_WHAT YOU ARE ASKED TO DO_
Reproduce all the entries exactly.

_SUPPLIED RECORDS_
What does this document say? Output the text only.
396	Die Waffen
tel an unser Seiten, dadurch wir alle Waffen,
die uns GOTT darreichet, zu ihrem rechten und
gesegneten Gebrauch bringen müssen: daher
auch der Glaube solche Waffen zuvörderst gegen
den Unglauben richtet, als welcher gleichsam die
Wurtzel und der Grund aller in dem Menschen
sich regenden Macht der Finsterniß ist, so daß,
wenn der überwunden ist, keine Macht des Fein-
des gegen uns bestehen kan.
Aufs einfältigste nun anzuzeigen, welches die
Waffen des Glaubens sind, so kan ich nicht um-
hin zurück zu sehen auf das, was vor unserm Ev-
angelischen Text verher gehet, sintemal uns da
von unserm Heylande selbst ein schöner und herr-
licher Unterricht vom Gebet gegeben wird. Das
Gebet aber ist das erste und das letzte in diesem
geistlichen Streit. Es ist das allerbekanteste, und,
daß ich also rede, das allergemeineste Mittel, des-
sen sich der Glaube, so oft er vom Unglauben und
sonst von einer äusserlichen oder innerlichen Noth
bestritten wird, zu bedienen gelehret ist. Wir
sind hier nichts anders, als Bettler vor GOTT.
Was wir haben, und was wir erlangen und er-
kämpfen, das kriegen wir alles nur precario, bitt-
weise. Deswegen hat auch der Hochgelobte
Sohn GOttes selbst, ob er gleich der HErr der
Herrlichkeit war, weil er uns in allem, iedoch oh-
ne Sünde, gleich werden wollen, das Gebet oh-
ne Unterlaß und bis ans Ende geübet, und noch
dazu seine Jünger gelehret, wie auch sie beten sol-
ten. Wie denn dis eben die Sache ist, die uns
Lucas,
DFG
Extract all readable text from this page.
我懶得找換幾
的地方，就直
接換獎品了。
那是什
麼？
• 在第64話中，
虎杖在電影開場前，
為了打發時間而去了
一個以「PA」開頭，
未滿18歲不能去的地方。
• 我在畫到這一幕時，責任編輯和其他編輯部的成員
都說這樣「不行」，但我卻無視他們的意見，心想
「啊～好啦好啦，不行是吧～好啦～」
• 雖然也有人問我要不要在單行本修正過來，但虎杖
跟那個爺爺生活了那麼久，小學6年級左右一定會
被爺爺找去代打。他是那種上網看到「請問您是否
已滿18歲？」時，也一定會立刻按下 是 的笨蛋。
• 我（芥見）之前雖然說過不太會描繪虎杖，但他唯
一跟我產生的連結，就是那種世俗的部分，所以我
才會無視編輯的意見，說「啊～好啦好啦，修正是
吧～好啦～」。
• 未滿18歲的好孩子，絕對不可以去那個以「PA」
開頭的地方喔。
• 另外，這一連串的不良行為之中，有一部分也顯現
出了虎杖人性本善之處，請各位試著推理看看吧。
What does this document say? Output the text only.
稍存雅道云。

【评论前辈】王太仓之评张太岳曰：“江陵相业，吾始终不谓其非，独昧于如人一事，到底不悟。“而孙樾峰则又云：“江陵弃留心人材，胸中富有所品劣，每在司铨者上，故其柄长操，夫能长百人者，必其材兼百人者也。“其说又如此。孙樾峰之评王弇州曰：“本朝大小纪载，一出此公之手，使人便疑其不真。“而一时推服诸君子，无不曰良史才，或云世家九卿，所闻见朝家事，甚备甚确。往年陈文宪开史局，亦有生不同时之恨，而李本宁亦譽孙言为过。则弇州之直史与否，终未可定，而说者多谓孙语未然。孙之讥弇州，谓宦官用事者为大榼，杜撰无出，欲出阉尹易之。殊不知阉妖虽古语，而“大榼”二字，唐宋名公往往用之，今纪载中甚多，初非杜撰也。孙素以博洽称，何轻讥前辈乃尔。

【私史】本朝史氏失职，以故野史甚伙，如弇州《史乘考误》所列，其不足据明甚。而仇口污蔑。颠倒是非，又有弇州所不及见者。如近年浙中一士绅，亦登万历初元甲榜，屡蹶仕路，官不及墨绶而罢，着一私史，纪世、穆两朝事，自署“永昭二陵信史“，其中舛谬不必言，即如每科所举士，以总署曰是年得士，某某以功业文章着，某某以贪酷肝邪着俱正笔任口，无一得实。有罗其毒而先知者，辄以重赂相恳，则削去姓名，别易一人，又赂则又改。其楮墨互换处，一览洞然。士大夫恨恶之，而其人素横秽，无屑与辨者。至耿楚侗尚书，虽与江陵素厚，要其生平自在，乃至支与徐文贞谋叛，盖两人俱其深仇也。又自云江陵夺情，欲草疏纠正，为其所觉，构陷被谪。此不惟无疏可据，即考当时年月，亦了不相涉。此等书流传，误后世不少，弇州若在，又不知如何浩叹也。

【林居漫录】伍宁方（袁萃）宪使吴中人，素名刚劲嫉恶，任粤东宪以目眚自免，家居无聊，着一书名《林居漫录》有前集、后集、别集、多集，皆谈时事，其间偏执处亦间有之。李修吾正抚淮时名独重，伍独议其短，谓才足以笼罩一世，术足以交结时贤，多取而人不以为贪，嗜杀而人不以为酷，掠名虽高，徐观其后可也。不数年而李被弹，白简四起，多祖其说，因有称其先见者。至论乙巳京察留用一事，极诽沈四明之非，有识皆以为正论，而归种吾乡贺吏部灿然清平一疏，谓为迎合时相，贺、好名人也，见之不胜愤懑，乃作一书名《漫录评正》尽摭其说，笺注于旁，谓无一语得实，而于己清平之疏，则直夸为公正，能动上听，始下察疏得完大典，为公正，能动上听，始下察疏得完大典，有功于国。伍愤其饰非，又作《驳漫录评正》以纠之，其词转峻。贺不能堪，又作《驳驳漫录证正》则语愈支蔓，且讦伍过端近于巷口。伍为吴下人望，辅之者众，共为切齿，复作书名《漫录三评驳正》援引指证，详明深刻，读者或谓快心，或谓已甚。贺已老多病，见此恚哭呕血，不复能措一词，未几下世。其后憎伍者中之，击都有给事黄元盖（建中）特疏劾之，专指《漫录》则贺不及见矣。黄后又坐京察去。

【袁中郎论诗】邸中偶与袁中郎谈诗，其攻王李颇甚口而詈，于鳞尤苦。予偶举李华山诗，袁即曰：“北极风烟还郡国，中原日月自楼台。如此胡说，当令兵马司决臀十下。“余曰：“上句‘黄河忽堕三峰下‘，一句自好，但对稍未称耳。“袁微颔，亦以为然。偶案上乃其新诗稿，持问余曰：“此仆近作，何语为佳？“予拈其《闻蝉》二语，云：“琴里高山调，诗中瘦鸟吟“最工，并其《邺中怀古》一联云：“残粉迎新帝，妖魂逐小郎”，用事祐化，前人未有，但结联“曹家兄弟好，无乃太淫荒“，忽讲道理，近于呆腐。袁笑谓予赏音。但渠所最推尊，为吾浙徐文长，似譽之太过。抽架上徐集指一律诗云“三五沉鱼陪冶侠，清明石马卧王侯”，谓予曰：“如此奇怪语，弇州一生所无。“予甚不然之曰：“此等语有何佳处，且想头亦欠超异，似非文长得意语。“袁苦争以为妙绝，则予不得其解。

_CORRECT RESPONSE_
What does this document say? Output the text only.
396	Die Waffen
tel an unser Seiten, dadurch wir alle Waffen,
die uns GOTT darreichet, zu ihrem rechten und
gesegneten Gebrauch bringen müssen: daher
auch der Glaube solche Waffen zuvörderst gegen
den Unglauben richtet, als welcher gleichsam die
Wurtzel und der Grund aller in dem Menschen
sich regenden Macht der Finsterniß ist, so daß,
wenn der überwunden ist, keine Macht des Fein-
des gegen uns bestehen kan.
Aufs einfältigste nun anzuzeigen, welches die
Waffen des Glaubens sind, so kan ich nicht um-
hin zurück zu sehen auf das, was vor unserm Ev-
angelischen Text verher gehet, sintemal uns da
von unserm Heylande selbst ein schöner und herr-
licher Unterricht vom Gebet gegeben wird. Das
Gebet aber ist das erste und das letzte in diesem
geistlichen Streit. Es ist das allerbekanteste, und,
daß ich also rede, das allergemeineste Mittel, des-
sen sich der Glaube, so oft er vom Unglauben und
sonst von einer äusserlichen oder innerlichen Noth
bestritten wird, zu bedienen gelehret ist. Wir
sind hier nichts anders, als Bettler vor GOTT.
Was wir haben, und was wir erlangen und er-
kämpfen, das kriegen wir alles nur precario, bitt-
weise. Deswegen hat auch der Hochgelobte
Sohn GOttes selbst, ob er gleich der HErr der
Herrlichkeit war, weil er uns in allem, iedoch oh-
ne Sünde, gleich werden wollen, das Gebet oh-
ne Unterlaß und bis ans Ende geübet, und noch
dazu seine Jünger gelehret, wie auch sie beten sol-
ten. Wie denn dis eben die Sache ist, die uns
Lucas,
DFG
Extract all readable text from this page.
我懶得找換幾
的地方，就直
接換獎品了。
那是什
麼？
• 在第64話中，
虎杖在電影開場前，
為了打發時間而去了
一個以「PA」開頭，
未滿18歲不能去的地方。
• 我在畫到這一幕時，責任編輯和其他編輯部的成員
都說這樣「不行」，但我卻無視他們的意見，心想
「啊～好啦好啦，不行是吧～好啦～」
• 雖然也有人問我要不要在單行本修正過來，但虎杖
跟那個爺爺生活了那麼久，小學6年級左右一定會
被爺爺找去代打。他是那種上網看到「請問您是否
已滿18歲？」時，也一定會立刻按下 是 的笨蛋。
• 我（芥見）之前雖然說過不太會描繪虎杖，但他唯
一跟我產生的連結，就是那種世俗的部分，所以我
才會無視編輯的意見，說「啊～好啦好啦，修正是
吧～好啦～」。
• 未滿18歲的好孩子，絕對不可以去那個以「PA」
開頭的地方喔。
• 另外，這一連串的不良行為之中，有一部分也顯現
出了虎杖人性本善之處，請各位試著推理看看吧。
What does this document say? Output the text only.
稍存雅道云。

【评论前辈】王太仓之评张太岳曰：“江陵相业，吾始终不谓其非，独昧于如人一事，到底不悟。“而孙樾峰则又云：“江陵弃留心人材，胸中富有所品劣，每在司铨者上，故其柄长操，夫能长百人者，必其材兼百人者也。“其说又如此。孙樾峰之评王弇州曰：“本朝大小纪载，一出此公之手，使人便疑其不真。“而一时推服诸君子，无不曰良史才，或云世家九卿，所闻见朝家事，甚备甚确。往年陈文宪开史局，亦有生不同时之恨，而李本宁亦譽孙言为过。则弇州之直史与否，终未可定，而说者多谓孙语未然。孙之讥弇州，谓宦官用事者为大榼，杜撰无出，欲出阉尹易之。殊不知阉妖虽古语，而“大榼”二字，唐宋名公往往用之，今纪载中甚多，初非杜撰也。孙素以博洽称，何轻讥前辈乃尔。

【私史】本朝史氏失职，以故野史甚伙，如弇州《史乘考误》所列，其不足据明甚。而仇口污蔑。颠倒是非，又有弇州所不及见者。如近年浙中一士绅，亦登万历初元甲榜，屡蹶仕路，官不及墨绶而罢，着一私史，纪世、穆两朝事，自署“永昭二陵信史“，其中舛谬不必言，即如每科所举士，以总署曰是年得士，某某以功业文章着，某某以贪酷肝邪着俱正笔任口，无一得实。有罗其毒而先知者，辄以重赂相恳，则削去姓名，别易一人，又赂则又改。其楮墨互换处，一览洞然。士大夫恨恶之，而其人素横秽，无屑与辨者。至耿楚侗尚书，虽与江陵素厚，要其生平自在，乃至支与徐文贞谋叛，盖两人俱其深仇也。又自云江陵夺情，欲草疏纠正，为其所觉，构陷被谪。此不惟无疏可据，即考当时年月，亦了不相涉。此等书流传，误后世不少，弇州若在，又不知如何浩叹也。

【林居漫录】伍宁方（袁萃）宪使吴中人，素名刚劲嫉恶，任粤东宪以目眚自免，家居无聊，着一书名《林居漫录》有前集、后集、别集、多集，皆谈时事，其间偏执处亦间有之。李修吾正抚淮时名独重，伍独议其短，谓才足以笼罩一世，术足以交结时贤，多取而人不以为贪，嗜杀而人不以为酷，掠名虽高，徐观其后可也。不数年而李被弹，白简四起，多祖其说，因有称其先见者。至论乙巳京察留用一事，极诽沈四明之非，有识皆以为正论，而归种吾乡贺吏部灿然清平一疏，谓为迎合时相，贺、好名人也，见之不胜愤懑，乃作一书名《漫录评正》尽摭其说，笺注于旁，谓无一语得实，而于己清平之疏，则直夸为公正，能动上听，始下察疏得完大典，为公正，能动上听，始下察疏得完大典，有功于国。伍愤其饰非，又作《驳漫录评正》以纠之，其词转峻。贺不能堪，又作《驳驳漫录证正》则语愈支蔓，且讦伍过端近于巷口。伍为吴下人望，辅之者众，共为切齿，复作书名《漫录三评驳正》援引指证，详明深刻，读者或谓快心，或谓已甚。贺已老多病，见此恚哭呕血，不复能措一词，未几下世。其后憎伍者中之，击都有给事黄元盖（建中）特疏劾之，专指《漫录》则贺不及见矣。黄后又坐京察去。

【袁中郎论诗】邸中偶与袁中郎谈诗，其攻王李颇甚口而詈，于鳞尤苦。予偶举李华山诗，袁即曰：“北极风烟还郡国，中原日月自楼台。如此胡说，当令兵马司决臀十下。“余曰：“上句‘黄河忽堕三峰下‘，一句自好，但对稍未称耳。“袁微颔，亦以为然。偶案上乃其新诗稿，持问余曰：“此仆近作，何语为佳？“予拈其《闻蝉》二语，云：“琴里高山调，诗中瘦鸟吟“最工，并其《邺中怀古》一联云：“残粉迎新帝，妖魂逐小郎”，用事祐化，前人未有，但结联“曹家兄弟好，无乃太淫荒“，忽讲道理，近于呆腐。袁笑谓予赏音。但渠所最推尊，为吾浙徐文长，似譽之太过。抽架上徐集指一律诗云“三五沉鱼陪冶侠，清明石马卧王侯”，谓予曰：“如此奇怪语，弇州一生所无。“予甚不然之曰：“此等语有何佳处，且想头亦欠超异，似非文长得意语。“袁苦争以为妙绝，则予不得其解。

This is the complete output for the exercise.